**TO BE DONE:**
Below are records; count the lines that contain "monthly" and give only the total.

**ENTRIES PROVIDED:**
▬▬▬▬▬▬▬▬▬▬

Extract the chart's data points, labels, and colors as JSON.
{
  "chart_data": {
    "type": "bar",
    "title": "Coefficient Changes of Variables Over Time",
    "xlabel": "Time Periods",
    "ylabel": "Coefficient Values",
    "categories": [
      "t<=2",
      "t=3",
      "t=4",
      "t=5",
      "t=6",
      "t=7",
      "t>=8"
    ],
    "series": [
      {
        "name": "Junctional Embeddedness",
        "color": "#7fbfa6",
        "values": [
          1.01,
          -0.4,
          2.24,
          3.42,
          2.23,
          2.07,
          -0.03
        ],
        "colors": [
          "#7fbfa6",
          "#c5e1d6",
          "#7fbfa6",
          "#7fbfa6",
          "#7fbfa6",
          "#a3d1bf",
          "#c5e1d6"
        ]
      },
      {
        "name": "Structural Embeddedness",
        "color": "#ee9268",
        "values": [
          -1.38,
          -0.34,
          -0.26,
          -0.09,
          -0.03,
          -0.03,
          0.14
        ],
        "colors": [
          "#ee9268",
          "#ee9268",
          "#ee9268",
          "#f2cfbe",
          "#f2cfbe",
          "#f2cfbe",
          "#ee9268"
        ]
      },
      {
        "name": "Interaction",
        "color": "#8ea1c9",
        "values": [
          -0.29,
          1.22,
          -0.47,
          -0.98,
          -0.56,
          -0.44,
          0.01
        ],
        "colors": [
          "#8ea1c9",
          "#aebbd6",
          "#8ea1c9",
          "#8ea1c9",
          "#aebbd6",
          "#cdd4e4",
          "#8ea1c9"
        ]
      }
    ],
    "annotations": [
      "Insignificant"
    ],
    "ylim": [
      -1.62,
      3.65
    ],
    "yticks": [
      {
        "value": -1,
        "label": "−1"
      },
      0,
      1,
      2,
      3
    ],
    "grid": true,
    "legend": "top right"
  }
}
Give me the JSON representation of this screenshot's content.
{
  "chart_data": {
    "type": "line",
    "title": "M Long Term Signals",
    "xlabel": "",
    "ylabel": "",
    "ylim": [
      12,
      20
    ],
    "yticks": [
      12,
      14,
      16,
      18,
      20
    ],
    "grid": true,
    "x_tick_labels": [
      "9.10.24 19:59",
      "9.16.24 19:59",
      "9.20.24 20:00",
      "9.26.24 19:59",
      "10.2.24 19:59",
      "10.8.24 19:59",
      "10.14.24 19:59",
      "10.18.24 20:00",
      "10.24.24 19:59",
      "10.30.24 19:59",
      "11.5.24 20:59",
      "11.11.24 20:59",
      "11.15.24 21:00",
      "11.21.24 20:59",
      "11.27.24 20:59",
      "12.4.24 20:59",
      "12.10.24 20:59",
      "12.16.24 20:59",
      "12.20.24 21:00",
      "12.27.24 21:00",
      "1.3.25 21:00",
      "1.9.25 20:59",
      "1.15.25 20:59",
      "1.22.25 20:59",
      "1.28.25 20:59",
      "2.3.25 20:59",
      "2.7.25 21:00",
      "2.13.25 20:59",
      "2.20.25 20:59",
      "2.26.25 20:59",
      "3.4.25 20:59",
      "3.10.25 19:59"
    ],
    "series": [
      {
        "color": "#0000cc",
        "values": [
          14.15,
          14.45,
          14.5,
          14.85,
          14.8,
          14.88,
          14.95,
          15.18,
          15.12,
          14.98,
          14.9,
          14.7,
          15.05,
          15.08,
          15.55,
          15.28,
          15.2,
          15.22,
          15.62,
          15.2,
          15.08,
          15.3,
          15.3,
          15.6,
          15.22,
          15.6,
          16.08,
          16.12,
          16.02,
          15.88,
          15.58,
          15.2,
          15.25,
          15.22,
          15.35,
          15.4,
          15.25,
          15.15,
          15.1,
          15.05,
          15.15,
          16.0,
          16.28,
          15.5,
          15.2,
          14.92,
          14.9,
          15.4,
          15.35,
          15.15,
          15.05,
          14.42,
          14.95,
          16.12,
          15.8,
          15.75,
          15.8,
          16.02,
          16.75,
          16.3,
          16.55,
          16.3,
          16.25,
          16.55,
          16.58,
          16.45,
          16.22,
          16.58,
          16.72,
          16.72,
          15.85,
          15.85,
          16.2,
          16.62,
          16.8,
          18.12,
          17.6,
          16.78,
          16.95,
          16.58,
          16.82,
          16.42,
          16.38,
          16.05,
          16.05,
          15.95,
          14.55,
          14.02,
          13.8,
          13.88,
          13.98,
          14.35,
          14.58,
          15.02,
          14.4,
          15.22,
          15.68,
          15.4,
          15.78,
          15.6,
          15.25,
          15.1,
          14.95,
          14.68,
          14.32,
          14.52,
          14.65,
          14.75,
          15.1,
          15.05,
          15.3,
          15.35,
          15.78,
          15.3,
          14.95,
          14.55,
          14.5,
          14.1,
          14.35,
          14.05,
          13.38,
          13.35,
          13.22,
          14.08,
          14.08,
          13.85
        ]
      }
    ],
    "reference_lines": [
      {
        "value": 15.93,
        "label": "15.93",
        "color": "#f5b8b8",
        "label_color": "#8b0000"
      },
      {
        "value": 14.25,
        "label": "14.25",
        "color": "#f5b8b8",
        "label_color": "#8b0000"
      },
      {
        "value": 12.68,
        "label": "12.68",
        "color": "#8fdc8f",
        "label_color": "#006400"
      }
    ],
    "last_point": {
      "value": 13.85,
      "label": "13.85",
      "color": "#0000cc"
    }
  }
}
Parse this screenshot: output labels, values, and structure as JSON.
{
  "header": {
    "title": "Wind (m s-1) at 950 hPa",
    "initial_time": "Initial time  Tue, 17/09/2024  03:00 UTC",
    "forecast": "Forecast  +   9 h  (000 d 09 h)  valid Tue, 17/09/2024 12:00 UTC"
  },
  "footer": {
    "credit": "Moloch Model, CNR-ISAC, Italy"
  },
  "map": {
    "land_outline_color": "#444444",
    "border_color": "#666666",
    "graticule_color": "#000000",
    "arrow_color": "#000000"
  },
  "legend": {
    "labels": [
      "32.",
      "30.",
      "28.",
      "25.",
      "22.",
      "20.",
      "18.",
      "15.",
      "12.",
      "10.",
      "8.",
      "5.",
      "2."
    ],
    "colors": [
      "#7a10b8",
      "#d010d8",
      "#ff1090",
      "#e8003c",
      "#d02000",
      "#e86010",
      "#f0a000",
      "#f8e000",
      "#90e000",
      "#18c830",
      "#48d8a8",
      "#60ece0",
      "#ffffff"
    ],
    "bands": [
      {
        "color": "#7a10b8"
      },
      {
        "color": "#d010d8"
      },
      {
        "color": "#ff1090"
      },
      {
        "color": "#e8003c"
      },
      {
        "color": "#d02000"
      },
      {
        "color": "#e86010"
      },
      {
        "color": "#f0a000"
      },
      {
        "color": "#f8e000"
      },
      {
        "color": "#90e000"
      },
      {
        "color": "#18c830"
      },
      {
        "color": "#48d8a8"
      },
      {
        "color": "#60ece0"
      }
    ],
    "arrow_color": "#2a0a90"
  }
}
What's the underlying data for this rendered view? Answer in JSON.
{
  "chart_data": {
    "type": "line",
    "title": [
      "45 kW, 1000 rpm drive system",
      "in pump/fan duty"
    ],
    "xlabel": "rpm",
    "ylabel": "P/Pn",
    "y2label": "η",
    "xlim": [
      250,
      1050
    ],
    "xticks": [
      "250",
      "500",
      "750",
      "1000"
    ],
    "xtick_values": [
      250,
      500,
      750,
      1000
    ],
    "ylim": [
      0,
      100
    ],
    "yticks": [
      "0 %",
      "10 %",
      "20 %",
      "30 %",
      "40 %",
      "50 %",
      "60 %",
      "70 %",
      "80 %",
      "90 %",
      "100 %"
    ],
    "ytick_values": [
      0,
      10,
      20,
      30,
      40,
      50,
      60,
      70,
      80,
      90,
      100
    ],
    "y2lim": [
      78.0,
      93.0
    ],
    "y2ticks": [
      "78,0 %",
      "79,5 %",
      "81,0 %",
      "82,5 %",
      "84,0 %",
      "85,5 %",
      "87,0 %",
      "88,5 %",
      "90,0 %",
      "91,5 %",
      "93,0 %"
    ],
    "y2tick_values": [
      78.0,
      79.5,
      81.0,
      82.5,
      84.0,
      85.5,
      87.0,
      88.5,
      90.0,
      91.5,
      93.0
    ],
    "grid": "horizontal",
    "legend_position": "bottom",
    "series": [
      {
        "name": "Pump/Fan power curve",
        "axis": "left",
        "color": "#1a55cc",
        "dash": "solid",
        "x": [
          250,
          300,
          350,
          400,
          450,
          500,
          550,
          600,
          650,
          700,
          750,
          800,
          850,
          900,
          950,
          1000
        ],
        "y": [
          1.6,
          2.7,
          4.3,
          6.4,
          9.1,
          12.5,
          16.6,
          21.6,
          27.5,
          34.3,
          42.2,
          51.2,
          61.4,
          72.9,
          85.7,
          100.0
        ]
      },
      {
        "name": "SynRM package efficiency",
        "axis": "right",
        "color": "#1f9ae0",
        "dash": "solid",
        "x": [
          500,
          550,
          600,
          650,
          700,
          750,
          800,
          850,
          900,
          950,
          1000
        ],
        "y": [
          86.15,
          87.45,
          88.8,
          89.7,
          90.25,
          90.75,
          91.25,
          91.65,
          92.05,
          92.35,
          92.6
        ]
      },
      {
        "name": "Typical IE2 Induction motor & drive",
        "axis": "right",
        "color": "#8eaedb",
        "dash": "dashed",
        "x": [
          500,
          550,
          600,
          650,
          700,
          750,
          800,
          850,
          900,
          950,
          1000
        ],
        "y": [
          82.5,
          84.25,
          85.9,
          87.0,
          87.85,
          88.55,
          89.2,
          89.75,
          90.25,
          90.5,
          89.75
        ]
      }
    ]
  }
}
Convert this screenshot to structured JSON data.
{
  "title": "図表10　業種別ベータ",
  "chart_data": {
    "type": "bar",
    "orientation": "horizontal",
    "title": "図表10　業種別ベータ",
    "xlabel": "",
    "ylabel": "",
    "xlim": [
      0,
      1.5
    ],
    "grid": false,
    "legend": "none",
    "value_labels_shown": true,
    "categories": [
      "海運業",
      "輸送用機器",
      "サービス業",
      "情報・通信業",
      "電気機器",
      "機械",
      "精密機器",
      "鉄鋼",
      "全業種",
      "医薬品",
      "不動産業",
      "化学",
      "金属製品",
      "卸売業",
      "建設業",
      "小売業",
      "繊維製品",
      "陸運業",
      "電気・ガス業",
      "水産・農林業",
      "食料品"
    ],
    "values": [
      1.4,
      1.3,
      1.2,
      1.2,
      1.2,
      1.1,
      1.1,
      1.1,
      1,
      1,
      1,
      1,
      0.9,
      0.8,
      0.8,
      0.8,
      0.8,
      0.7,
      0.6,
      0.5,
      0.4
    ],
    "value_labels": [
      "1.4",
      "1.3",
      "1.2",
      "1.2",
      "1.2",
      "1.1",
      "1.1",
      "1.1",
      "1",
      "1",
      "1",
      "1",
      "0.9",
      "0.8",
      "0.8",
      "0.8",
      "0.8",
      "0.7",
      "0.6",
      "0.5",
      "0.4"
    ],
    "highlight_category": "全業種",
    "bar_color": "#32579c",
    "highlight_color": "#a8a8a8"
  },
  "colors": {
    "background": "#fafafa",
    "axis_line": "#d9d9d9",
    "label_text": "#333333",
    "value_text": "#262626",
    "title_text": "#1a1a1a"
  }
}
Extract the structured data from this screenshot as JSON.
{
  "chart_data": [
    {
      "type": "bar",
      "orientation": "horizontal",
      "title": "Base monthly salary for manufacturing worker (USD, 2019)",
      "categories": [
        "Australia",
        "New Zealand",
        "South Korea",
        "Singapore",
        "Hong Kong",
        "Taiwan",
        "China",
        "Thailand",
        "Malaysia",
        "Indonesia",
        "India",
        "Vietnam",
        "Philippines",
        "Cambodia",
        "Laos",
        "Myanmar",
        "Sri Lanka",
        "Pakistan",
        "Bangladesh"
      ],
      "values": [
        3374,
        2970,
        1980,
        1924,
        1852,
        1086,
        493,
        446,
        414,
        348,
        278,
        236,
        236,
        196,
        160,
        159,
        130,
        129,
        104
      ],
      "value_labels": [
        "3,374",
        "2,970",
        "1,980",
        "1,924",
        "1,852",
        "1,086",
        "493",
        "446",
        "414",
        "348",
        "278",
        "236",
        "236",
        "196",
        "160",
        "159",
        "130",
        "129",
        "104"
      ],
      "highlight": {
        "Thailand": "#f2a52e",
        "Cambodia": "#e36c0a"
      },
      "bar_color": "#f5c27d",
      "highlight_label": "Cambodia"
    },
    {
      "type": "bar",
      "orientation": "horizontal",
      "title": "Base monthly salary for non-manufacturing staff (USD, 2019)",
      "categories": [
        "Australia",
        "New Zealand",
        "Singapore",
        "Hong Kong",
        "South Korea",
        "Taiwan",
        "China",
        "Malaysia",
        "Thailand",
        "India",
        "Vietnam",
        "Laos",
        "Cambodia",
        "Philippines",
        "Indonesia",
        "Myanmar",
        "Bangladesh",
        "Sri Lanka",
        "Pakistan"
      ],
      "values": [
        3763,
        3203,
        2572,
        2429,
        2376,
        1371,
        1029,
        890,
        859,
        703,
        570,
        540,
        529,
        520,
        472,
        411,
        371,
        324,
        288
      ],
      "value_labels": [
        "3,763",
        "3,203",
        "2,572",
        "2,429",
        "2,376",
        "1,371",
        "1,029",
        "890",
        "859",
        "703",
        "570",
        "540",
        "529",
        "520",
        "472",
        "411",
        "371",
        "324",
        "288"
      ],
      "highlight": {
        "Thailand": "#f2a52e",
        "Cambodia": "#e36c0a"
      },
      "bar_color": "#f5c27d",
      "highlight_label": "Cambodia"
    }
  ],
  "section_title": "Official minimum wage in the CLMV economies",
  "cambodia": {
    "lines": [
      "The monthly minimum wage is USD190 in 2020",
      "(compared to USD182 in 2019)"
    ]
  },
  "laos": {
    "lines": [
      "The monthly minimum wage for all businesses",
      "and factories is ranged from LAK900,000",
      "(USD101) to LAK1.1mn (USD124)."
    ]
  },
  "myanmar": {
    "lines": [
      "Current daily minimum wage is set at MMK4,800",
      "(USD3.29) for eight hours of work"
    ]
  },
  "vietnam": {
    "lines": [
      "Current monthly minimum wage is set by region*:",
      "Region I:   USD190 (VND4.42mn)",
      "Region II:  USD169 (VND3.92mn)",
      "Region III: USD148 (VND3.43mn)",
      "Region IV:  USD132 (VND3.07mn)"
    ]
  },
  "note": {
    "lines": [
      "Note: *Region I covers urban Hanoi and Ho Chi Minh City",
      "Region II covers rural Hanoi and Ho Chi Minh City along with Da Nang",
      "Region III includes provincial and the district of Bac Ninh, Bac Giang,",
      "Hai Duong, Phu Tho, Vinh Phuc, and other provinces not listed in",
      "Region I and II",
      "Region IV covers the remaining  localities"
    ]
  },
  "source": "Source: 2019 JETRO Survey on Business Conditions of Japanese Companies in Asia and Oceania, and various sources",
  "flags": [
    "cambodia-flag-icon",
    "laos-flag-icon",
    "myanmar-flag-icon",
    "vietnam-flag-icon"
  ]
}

▬▬▬▬▬▬▬▬▬▬

**SOLUTION TO THE PROBLEM:**
5